===== Исходный отрывок

Выше уже отмечалось, что исследовательский метод П. Беллвуда во многом близок подходу к этногенетическим исследованиям, свойственному советской этнографической науке. Но внимательный читатель, без сомнения, отметит и ряд положений, свидетельствующих о приверженности автора иной научной традиции. Достаточно указать в качестве примера хотя бы на подзаголовок книги «Юго-Восточная Азия и Океания в доисторическую эпоху». Термин «доистория» широко используется буржуазными учеными для обозначения того периода прошлого, от которого до нас не дошло письменных памятников. Соответственно и народы делятся ими на «исторические» и «доисторические» в зависимости от того, обладают они письменностью или нет. Для советской исторической науки такое деление неприемлемо: все народы в равной мере имеют свою собственную историю, простирающуюся вглубь по меньшей мере до времени формирования их этнических особенностей. Впрочем, справедливости ради следует заметить, что в данном случае употребление автором привычной для него терминологии не помешает советскому читателю правильно понять основные положения книги.
Монография «Покорение человеком Тихого океана» была опубликована несколько лет назад. За эти годы появилось немало новых данных, касающихся ряда проблем, затронутых в книге. Наиболее важные из этих новых открытий отмечаются в комментариях к тексту. Здесь же хочется обратить внимание лишь на один факт. Основываясь на широко известных ранее материалах о яншао — наиболее ранней из известных нам неолитических культур на территории Китая, — автор вместе с тем замечает: «Едва ли культура яншао, представленная в Баньпо, является древнейшей неолитической культурой Центрального Китая; возможно, в будущем ее корни будут обнаружены в этом районе в слоях с шнуровой керамикой». Когда П. Беллвуд писал эти строки, он еще не знал, что именно в это время в уезде Цысянь к северу от Хуанхэ, в ее нижнем течении, было обнаружено и раскопано поселение, относящееся к более ранней, чем яншао, неолитической культуре. В последующие годы следы этой культуры обнаружены во многих районах бассейна Хуанхэ. Не является ли это лучшим доказательством того, что настоящий ученый способен предвидеть будущее развитие науки?
Книга П. Беллвуда заканчивается его размышлениями о перспективах изучения прошлого Океании. Хочется верить, что и сам автор, и его коллеги, посвятившие свою жизнь поискам ответа на еще не решенные вопросы истории этого во многом загадочного региона, преуспеют в своих дерзаниях.

==========
===== Набор записей

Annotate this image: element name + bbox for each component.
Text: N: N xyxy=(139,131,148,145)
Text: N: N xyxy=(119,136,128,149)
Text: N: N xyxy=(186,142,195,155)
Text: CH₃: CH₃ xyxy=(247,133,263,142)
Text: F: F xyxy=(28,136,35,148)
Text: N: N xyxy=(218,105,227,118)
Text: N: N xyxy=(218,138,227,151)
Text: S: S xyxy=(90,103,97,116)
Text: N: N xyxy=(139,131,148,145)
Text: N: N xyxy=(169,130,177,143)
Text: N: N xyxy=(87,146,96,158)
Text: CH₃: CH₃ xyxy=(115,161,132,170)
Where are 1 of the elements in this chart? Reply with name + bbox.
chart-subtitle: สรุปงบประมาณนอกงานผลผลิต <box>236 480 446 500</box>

==========

Условие задания -
Перепечатайте из отрывка о книге П. Беллвуда всё, начиная со слов «Книга П. Беллвуда» и до слов «в своих дерзаниях.» включительно.

Поле для ответа -
Книга П. Беллвуда заканчивается его размышлениями о перспективах изучения прошлого Океании. Хочется верить, что и сам автор, и его коллеги, посвятившие свою жизнь поискам ответа на еще не решенные вопросы истории этого во многом загадочного региона, преуспеют в своих дерзаниях.